What is asked: Repeat the listing in full, exactly as it stands.

══ Input material ══

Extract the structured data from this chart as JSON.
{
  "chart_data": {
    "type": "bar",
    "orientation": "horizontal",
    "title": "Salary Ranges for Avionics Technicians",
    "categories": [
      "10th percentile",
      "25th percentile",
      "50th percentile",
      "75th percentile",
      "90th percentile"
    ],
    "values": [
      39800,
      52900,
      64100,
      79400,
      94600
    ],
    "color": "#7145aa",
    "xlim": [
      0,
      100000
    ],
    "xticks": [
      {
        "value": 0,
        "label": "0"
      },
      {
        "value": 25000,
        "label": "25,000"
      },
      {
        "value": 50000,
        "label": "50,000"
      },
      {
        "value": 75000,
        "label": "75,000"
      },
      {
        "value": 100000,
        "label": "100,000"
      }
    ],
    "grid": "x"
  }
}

═══

Response to this task:
Extract the structured data from this chart as JSON.
{
  "chart_data": {
    "type": "bar",
    "orientation": "horizontal",
    "title": "Salary Ranges for Avionics Technicians",
    "categories": [
      "10th percentile",
      "25th percentile",
      "50th percentile",
      "75th percentile",
      "90th percentile"
    ],
    "values": [
      39800,
      52900,
      64100,
      79400,
      94600
    ],
    "color": "#7145aa",
    "xlim": [
      0,
      100000
    ],
    "xticks": [
      {
        "value": 0,
        "label": "0"
      },
      {
        "value": 25000,
        "label": "25,000"
      },
      {
        "value": 50000,
        "label": "50,000"
      },
      {
        "value": 75000,
        "label": "75,000"
      },
      {
        "value": 100000,
        "label": "100,000"
      }
    ],
    "grid": "x"
  }
}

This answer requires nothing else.